_TASK OBJECTIVE_:
Set down each entry below exactly as it stands.

Start of Block

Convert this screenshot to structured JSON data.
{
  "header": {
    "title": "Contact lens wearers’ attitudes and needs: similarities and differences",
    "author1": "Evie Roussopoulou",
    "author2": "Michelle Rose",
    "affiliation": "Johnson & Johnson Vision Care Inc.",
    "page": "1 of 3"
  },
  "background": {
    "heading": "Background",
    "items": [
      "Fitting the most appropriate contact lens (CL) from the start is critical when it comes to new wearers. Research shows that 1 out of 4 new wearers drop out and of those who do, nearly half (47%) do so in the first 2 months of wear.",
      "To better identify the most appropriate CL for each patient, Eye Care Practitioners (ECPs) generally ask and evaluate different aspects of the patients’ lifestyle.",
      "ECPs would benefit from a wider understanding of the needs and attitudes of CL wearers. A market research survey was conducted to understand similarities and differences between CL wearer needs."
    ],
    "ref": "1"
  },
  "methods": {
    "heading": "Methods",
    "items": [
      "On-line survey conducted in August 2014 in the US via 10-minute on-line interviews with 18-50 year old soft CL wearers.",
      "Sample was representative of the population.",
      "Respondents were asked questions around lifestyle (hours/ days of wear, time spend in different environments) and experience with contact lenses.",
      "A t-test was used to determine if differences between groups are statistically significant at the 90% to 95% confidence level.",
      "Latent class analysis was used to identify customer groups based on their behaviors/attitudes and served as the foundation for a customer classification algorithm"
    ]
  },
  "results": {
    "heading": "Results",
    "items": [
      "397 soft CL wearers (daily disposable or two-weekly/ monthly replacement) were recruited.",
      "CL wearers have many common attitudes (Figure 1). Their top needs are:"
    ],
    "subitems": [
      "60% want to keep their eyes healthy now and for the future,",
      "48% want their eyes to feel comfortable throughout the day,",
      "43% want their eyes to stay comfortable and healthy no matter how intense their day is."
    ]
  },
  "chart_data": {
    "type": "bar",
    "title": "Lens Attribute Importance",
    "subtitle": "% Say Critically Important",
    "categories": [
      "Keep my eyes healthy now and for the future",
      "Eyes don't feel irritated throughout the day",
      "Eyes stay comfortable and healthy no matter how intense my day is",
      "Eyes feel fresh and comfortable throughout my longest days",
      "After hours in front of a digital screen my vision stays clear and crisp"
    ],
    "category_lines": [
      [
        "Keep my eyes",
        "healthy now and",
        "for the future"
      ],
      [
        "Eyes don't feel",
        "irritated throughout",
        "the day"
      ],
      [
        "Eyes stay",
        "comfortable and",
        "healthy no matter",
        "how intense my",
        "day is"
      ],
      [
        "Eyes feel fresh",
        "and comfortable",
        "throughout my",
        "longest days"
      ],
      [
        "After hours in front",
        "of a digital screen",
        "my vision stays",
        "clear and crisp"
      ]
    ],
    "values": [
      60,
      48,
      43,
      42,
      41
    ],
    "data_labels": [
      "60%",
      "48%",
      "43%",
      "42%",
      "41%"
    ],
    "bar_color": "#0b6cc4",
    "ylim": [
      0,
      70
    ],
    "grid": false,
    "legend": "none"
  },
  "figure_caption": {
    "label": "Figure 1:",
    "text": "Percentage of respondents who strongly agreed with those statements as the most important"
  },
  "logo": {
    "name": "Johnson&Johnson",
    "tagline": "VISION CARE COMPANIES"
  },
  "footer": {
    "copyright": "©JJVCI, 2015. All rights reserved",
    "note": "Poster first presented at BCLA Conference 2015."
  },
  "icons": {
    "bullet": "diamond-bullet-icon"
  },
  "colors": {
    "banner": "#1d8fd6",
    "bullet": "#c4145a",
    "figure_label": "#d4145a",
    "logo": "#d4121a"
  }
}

End of Block

_COMPLETED EXERCISE_:
Convert this screenshot to structured JSON data.
{
  "header": {
    "title": "Contact lens wearers’ attitudes and needs: similarities and differences",
    "author1": "Evie Roussopoulou",
    "author2": "Michelle Rose",
    "affiliation": "Johnson & Johnson Vision Care Inc.",
    "page": "1 of 3"
  },
  "background": {
    "heading": "Background",
    "items": [
      "Fitting the most appropriate contact lens (CL) from the start is critical when it comes to new wearers. Research shows that 1 out of 4 new wearers drop out and of those who do, nearly half (47%) do so in the first 2 months of wear.",
      "To better identify the most appropriate CL for each patient, Eye Care Practitioners (ECPs) generally ask and evaluate different aspects of the patients’ lifestyle.",
      "ECPs would benefit from a wider understanding of the needs and attitudes of CL wearers. A market research survey was conducted to understand similarities and differences between CL wearer needs."
    ],
    "ref": "1"
  },
  "methods": {
    "heading": "Methods",
    "items": [
      "On-line survey conducted in August 2014 in the US via 10-minute on-line interviews with 18-50 year old soft CL wearers.",
      "Sample was representative of the population.",
      "Respondents were asked questions around lifestyle (hours/ days of wear, time spend in different environments) and experience with contact lenses.",
      "A t-test was used to determine if differences between groups are statistically significant at the 90% to 95% confidence level.",
      "Latent class analysis was used to identify customer groups based on their behaviors/attitudes and served as the foundation for a customer classification algorithm"
    ]
  },
  "results": {
    "heading": "Results",
    "items": [
      "397 soft CL wearers (daily disposable or two-weekly/ monthly replacement) were recruited.",
      "CL wearers have many common attitudes (Figure 1). Their top needs are:"
    ],
    "subitems": [
      "60% want to keep their eyes healthy now and for the future,",
      "48% want their eyes to feel comfortable throughout the day,",
      "43% want their eyes to stay comfortable and healthy no matter how intense their day is."
    ]
  },
  "chart_data": {
    "type": "bar",
    "title": "Lens Attribute Importance",
    "subtitle": "% Say Critically Important",
    "categories": [
      "Keep my eyes healthy now and for the future",
      "Eyes don't feel irritated throughout the day",
      "Eyes stay comfortable and healthy no matter how intense my day is",
      "Eyes feel fresh and comfortable throughout my longest days",
      "After hours in front of a digital screen my vision stays clear and crisp"
    ],
    "category_lines": [
      [
        "Keep my eyes",
        "healthy now and",
        "for the future"
      ],
      [
        "Eyes don't feel",
        "irritated throughout",
        "the day"
      ],
      [
        "Eyes stay",
        "comfortable and",
        "healthy no matter",
        "how intense my",
        "day is"
      ],
      [
        "Eyes feel fresh",
        "and comfortable",
        "throughout my",
        "longest days"
      ],
      [
        "After hours in front",
        "of a digital screen",
        "my vision stays",
        "clear and crisp"
      ]
    ],
    "values": [
      60,
      48,
      43,
      42,
      41
    ],
    "data_labels": [
      "60%",
      "48%",
      "43%",
      "42%",
      "41%"
    ],
    "bar_color": "#0b6cc4",
    "ylim": [
      0,
      70
    ],
    "grid": false,
    "legend": "none"
  },
  "figure_caption": {
    "label": "Figure 1:",
    "text": "Percentage of respondents who strongly agreed with those statements as the most important"
  },
  "logo": {
    "name": "Johnson&Johnson",
    "tagline": "VISION CARE COMPANIES"
  },
  "footer": {
    "copyright": "©JJVCI, 2015. All rights reserved",
    "note": "Poster first presented at BCLA Conference 2015."
  },
  "icons": {
    "bullet": "diamond-bullet-icon"
  },
  "colors": {
    "banner": "#1d8fd6",
    "bullet": "#c4145a",
    "figure_label": "#d4145a",
    "logo": "#d4121a"
  }
}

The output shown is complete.